▶ Short problem:
Without including any images, repeat the data exactly.

▶ Records:
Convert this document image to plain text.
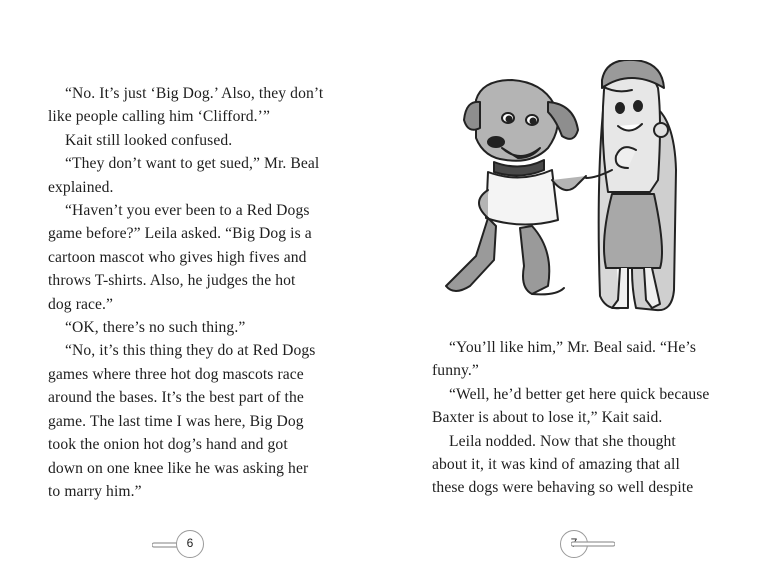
“No. It’s just ‘Big Dog.’ Also, they don’t

like people calling him ‘Clifford.’”

Kait still looked confused.

“They don’t want to get sued,” Mr. Beal

explained.

“Haven’t you ever been to a Red Dogs

game before?” Leila asked. “Big Dog is a

cartoon mascot who gives high fives and

throws T-shirts. Also, he judges the hot

dog race.”

“OK, there’s no such thing.”

“No, it’s this thing they do at Red Dogs

games where three hot dog mascots race

around the bases. It’s the best part of the

game. The last time I was here, Big Dog

took the onion hot dog’s hand and got

down on one knee like he was asking her

to marry him.”

6

“You’ll like him,” Mr. Beal said. “He’s

funny.”

“Well, he’d better get here quick because

Baxter is about to lose it,” Kait said.

Leila nodded. Now that she thought

about it, it was kind of amazing that all

these dogs were behaving so well despite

▶ Result of this exercise:
Convert this document image to plain text.
“No. It’s just ‘Big Dog.’ Also, they don’t

like people calling him ‘Clifford.’”

Kait still looked confused.

“They don’t want to get sued,” Mr. Beal

explained.

“Haven’t you ever been to a Red Dogs

game before?” Leila asked. “Big Dog is a

cartoon mascot who gives high fives and

throws T-shirts. Also, he judges the hot

dog race.”

“OK, there’s no such thing.”

“No, it’s this thing they do at Red Dogs

games where three hot dog mascots race

around the bases. It’s the best part of the

game. The last time I was here, Big Dog

took the onion hot dog’s hand and got

down on one knee like he was asking her

to marry him.”

6

“You’ll like him,” Mr. Beal said. “He’s

funny.”

“Well, he’d better get here quick because

Baxter is about to lose it,” Kait said.

Leila nodded. Now that she thought

about it, it was kind of amazing that all

these dogs were behaving so well despite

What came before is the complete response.